• _Source document_
+--
The scenario is as follows:
Initially the customer had a single 7510 Flex WLC deployed servicing 605 APs at 60 sites. A second 7510 Flex WLC was purchased direct from Cisco, but it was an HA (no AP license) version. When the customer discovered they could not do AP SSO across two geographically separate locations, they proceeded to deploy the new WLC at their DR site, with the assurance that even without AP licenses, the HA WLC would accept AP registrations as a backup WLC for up to 90 days.
Configured the primary WLC with the Global Configuration defining the new WLC as the Primary Backup WLC. Placed both WLCs into the same Mobility Group. Tested the failover by blocking traffic to the primary WLC, and the APs at one location failed over to the new WLC as expected.
However, they do not fail back to the Primary WLC when it comes back online.
+--
• _Recorded data_
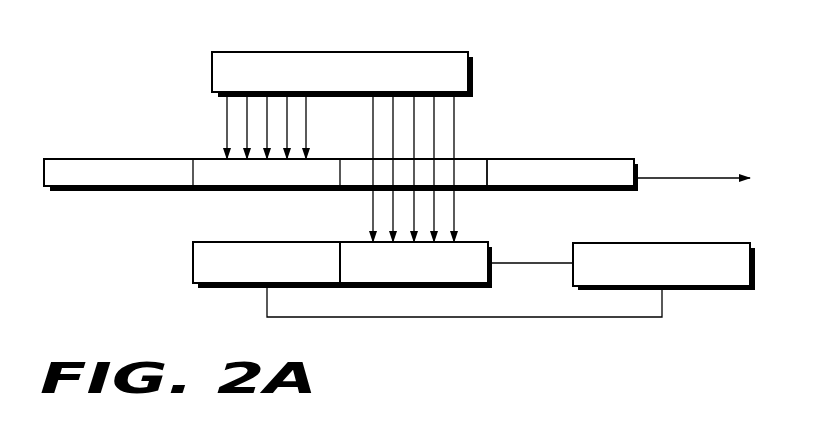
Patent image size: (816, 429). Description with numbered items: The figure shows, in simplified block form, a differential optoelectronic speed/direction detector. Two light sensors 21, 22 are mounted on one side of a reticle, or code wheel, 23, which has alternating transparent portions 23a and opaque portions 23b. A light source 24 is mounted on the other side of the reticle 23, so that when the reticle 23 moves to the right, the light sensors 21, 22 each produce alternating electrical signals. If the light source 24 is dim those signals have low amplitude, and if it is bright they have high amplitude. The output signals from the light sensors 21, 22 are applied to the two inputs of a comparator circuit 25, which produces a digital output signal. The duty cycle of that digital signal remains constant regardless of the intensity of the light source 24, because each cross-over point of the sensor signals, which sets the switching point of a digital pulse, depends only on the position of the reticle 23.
+--
• _Given exercise_
In the post about the WLC failover, how many APs and sites did the customer's first 7510 Flex WLC serve?

• _Expected answer_
605 APs at 60 sites.